What is asked: Tally the lines in these records that hold the string "data", and reply with the number alone.

==== Available records ====

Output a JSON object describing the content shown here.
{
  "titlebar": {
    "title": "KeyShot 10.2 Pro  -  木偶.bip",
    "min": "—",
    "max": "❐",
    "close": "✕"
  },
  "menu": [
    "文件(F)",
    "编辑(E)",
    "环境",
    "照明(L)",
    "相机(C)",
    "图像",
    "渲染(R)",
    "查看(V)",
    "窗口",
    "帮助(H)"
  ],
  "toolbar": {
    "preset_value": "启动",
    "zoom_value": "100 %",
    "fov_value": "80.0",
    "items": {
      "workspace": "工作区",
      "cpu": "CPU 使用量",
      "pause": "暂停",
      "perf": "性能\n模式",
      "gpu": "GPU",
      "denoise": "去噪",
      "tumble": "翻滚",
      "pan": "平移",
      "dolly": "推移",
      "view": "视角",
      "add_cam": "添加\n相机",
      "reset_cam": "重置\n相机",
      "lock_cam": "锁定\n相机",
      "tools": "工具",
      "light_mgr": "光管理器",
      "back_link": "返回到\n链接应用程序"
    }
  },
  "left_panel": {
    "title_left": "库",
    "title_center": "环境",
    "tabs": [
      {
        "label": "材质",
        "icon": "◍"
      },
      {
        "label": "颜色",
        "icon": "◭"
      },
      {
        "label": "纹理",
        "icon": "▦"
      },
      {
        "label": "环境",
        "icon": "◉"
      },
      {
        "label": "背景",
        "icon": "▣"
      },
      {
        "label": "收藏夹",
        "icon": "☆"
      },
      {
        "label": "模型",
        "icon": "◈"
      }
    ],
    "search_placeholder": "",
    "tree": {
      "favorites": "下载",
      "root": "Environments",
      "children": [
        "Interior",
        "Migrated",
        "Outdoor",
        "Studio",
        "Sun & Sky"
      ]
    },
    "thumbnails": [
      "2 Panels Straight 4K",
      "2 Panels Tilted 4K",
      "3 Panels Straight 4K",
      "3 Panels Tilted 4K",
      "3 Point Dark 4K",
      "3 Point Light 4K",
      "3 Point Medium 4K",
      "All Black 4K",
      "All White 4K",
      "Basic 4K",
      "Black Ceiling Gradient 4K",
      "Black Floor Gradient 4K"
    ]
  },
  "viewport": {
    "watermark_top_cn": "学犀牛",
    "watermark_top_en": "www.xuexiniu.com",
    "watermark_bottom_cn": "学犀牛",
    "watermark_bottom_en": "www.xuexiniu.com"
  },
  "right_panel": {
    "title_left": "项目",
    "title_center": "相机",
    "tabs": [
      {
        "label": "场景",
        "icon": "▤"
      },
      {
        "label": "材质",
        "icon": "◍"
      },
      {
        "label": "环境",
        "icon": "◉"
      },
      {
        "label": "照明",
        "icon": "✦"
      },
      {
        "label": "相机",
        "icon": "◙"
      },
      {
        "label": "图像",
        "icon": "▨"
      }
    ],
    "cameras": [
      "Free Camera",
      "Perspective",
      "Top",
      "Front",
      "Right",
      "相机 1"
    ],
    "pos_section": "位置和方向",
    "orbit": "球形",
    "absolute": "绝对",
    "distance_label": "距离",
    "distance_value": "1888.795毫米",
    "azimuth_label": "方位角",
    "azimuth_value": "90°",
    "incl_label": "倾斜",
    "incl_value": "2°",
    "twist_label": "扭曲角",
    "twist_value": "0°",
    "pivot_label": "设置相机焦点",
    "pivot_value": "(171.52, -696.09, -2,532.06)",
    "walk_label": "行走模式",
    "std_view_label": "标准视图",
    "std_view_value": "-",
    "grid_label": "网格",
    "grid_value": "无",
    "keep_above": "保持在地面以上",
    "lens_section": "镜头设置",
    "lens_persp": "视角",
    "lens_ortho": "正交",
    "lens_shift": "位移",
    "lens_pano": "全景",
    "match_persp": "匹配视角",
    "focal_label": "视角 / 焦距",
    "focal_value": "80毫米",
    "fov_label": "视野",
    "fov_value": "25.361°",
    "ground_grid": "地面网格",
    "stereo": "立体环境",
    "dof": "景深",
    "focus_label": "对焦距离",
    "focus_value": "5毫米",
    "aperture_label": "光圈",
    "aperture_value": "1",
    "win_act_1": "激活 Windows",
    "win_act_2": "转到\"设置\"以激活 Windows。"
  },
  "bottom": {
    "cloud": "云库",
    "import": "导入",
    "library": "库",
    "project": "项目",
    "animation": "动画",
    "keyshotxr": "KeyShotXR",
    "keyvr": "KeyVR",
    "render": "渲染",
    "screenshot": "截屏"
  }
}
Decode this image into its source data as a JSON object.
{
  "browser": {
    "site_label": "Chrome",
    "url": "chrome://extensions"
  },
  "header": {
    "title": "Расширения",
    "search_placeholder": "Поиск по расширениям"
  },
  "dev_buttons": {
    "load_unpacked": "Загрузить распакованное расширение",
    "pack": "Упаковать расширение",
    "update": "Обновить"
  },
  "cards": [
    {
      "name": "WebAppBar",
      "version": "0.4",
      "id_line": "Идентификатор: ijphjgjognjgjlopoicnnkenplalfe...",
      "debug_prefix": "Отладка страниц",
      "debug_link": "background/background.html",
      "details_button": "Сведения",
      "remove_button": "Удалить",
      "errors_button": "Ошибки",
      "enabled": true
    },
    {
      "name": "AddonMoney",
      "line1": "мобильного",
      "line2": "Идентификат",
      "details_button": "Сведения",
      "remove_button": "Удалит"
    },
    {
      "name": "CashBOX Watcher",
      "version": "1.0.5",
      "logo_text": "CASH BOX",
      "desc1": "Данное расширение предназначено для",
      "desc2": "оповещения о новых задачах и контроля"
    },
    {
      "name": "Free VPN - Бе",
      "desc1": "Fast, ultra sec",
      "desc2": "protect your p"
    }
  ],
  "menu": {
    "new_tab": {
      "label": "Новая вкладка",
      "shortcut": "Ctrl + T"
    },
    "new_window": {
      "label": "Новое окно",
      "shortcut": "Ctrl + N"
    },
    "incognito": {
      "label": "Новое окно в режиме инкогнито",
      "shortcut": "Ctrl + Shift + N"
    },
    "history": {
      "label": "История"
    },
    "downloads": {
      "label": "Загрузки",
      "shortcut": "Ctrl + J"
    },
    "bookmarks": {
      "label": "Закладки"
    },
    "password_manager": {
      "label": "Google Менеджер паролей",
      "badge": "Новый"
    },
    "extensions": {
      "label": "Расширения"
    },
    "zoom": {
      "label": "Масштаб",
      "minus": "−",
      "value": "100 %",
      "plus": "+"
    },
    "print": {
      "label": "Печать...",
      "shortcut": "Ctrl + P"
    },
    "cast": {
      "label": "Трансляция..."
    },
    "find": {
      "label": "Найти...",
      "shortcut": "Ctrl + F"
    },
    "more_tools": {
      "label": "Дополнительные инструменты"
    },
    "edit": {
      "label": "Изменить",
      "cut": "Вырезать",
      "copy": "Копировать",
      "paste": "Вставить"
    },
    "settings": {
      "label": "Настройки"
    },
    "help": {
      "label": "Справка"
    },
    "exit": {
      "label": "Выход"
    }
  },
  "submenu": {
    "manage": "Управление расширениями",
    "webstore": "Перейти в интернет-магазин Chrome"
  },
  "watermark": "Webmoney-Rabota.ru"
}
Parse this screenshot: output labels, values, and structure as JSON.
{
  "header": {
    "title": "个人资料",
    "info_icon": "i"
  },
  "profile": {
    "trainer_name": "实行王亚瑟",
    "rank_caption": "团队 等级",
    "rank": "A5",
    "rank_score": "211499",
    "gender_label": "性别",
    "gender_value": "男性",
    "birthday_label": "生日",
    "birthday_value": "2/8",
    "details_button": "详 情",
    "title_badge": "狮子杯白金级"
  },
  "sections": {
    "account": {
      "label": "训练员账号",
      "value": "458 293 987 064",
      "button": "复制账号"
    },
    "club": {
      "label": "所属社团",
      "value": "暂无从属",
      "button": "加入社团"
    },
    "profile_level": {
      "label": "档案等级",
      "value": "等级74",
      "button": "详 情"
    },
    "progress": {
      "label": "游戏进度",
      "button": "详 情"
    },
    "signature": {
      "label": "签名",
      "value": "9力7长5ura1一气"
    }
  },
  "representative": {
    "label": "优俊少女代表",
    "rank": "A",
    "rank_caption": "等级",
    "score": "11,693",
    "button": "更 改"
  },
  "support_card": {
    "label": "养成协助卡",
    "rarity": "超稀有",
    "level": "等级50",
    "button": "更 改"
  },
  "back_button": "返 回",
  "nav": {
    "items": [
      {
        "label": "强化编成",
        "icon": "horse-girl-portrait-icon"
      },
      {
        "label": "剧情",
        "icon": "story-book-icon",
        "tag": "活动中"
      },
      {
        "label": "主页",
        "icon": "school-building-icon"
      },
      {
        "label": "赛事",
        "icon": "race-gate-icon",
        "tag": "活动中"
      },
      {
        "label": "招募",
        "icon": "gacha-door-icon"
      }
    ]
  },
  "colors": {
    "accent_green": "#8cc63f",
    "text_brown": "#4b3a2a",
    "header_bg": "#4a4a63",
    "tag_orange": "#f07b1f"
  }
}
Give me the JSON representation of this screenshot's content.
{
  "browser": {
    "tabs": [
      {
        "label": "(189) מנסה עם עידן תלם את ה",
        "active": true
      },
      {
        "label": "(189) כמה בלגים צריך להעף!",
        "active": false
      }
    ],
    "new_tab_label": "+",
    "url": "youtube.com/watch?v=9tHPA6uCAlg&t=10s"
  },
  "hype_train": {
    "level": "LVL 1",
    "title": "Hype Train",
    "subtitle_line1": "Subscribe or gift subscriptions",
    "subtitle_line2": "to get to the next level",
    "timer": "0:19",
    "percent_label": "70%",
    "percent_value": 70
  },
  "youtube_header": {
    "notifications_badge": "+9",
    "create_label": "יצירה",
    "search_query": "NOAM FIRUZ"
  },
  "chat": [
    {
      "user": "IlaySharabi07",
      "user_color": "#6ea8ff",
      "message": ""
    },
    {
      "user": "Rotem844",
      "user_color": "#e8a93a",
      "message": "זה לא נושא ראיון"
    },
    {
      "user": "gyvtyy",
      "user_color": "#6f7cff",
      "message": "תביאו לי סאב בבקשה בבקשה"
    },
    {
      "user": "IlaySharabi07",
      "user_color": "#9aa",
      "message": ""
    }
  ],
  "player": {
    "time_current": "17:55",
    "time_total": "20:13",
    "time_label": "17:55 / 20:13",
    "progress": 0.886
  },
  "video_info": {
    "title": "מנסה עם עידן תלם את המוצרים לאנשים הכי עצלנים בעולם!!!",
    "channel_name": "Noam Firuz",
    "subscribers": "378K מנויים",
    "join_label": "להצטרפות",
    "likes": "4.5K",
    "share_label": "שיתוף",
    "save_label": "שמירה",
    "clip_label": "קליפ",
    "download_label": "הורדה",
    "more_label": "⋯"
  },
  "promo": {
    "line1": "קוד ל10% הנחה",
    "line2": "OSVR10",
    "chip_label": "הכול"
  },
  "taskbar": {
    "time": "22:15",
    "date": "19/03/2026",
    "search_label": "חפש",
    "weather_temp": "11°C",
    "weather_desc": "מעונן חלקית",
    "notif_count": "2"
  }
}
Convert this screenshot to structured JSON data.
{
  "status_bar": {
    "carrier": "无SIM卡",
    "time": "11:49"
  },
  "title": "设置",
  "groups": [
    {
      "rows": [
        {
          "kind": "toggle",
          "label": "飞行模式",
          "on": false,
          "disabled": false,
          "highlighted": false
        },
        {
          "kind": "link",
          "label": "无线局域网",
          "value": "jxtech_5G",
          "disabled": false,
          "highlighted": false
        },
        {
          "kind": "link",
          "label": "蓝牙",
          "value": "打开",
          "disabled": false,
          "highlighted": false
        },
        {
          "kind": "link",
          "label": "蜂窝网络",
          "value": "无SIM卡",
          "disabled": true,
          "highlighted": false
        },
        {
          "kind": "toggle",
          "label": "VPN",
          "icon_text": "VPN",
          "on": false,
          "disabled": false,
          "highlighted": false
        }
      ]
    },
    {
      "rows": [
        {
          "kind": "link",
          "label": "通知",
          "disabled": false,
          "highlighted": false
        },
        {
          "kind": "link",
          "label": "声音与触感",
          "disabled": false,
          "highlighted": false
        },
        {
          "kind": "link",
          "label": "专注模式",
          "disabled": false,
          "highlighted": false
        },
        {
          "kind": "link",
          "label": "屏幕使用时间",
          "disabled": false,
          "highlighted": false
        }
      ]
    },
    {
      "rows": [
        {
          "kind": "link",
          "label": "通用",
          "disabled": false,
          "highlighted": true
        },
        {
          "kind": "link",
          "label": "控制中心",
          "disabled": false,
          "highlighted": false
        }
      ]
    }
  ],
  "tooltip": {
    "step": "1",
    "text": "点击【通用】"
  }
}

====

The solution: 2